Gather up every line that includes the string "Many".

## MATERIALS PROVIDED
(begin)

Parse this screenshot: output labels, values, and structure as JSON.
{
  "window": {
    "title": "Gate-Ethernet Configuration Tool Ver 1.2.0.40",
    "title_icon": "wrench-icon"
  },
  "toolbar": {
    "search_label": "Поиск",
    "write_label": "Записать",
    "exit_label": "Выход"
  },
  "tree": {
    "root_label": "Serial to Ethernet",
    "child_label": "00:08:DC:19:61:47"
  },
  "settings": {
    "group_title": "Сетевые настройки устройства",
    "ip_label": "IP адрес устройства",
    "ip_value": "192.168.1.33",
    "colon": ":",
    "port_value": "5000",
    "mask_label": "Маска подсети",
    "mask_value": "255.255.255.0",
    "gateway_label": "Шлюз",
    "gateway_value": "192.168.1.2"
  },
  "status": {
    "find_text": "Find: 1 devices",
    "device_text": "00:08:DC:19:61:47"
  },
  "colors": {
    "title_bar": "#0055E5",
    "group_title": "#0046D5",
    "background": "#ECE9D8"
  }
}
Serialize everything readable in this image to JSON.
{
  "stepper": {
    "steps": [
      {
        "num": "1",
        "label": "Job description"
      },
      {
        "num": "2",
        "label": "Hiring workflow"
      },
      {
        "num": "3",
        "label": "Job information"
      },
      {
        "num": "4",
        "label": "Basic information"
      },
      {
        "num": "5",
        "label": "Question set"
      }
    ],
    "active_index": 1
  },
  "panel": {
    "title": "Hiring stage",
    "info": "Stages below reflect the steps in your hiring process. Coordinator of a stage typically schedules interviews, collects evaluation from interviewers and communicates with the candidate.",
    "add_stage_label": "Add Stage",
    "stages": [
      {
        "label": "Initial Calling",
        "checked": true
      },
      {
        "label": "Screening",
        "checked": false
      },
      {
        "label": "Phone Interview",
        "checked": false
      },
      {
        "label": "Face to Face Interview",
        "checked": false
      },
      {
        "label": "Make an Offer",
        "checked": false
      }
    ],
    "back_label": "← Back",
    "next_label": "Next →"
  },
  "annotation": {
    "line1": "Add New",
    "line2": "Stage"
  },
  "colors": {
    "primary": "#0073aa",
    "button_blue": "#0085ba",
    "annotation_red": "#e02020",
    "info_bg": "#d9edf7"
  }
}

(end)
(begin)

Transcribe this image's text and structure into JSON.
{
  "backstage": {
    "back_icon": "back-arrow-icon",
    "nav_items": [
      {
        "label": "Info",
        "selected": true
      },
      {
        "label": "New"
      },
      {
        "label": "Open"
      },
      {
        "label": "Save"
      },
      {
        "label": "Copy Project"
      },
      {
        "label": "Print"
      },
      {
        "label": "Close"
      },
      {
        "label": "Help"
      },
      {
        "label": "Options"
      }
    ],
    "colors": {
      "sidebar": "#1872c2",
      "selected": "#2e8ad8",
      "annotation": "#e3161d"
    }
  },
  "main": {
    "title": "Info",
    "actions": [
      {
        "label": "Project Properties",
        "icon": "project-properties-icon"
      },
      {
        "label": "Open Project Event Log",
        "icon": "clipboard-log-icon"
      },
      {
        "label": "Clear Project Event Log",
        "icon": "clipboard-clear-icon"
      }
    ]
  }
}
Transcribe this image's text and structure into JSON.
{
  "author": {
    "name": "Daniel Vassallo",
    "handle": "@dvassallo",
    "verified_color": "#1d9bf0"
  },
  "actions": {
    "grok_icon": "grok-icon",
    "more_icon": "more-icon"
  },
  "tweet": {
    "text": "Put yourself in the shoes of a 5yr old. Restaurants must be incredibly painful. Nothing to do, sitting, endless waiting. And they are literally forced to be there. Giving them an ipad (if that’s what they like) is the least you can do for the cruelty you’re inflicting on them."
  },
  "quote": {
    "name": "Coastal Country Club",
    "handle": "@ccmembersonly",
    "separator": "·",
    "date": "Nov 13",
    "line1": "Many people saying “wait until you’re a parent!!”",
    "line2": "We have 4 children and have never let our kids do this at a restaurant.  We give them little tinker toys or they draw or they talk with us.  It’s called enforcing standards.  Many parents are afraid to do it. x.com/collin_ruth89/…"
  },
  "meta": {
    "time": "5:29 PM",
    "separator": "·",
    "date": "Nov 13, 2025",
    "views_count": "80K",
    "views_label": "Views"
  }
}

(end)

## TASK SOLUTION
    "line1": "Many people saying “wait until you’re a parent!!”",
    "line2": "We have 4 children and have never let our kids do this at a restaurant.  We give them little tinker toys or they draw or they talk with us.  It’s called enforcing standards.  Many parents are afraid to do it. x.com/collin_ruth89/…"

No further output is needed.